== DATA EXTRACT ==

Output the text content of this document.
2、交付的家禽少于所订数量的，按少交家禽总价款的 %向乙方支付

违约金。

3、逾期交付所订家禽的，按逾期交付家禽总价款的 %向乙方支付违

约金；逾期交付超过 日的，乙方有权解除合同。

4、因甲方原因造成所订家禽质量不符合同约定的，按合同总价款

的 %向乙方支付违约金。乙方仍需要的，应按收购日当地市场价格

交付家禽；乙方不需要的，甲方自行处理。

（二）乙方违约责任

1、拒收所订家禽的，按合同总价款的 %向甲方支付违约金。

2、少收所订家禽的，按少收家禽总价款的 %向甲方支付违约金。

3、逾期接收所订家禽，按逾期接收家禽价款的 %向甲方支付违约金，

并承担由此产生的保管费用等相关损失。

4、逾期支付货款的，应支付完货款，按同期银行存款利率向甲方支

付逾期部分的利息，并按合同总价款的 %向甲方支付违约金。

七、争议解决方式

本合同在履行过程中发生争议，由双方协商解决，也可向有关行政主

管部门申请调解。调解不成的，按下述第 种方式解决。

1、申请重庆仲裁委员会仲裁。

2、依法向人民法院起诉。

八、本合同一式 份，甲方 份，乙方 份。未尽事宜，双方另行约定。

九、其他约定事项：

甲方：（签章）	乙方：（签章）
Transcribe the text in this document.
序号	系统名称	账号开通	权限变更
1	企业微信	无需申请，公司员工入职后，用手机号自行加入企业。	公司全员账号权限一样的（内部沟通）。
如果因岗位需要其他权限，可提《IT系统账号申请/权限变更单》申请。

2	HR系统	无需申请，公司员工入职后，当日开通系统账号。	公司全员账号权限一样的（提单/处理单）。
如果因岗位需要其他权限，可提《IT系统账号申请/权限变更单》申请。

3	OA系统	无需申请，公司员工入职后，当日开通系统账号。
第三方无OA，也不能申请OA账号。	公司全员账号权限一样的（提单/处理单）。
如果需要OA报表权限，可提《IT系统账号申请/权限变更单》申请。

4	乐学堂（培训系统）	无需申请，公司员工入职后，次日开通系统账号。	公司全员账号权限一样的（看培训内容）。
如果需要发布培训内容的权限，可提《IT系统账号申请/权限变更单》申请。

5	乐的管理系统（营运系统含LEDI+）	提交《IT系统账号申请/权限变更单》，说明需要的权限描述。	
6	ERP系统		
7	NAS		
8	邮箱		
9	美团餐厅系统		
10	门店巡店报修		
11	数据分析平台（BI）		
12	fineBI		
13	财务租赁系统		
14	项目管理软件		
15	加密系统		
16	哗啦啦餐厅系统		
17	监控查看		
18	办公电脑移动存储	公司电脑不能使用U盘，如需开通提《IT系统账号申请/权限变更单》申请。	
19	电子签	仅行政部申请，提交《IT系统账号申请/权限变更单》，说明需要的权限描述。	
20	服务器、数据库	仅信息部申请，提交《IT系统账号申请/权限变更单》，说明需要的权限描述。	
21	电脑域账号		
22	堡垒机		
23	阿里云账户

===

[SHORT EXERCISE]
Check each line above for the word "向甲方支付违约金" and copy the ones that have it.

[RESPONSE TO THIS EXERCISE]
1、拒收所订家禽的，按合同总价款的 %向甲方支付违约金。
2、少收所订家禽的，按少收家禽总价款的 %向甲方支付违约金。
3、逾期接收所订家禽，按逾期接收家禽价款的 %向甲方支付违约金，
付逾期部分的利息，并按合同总价款的 %向甲方支付违约金。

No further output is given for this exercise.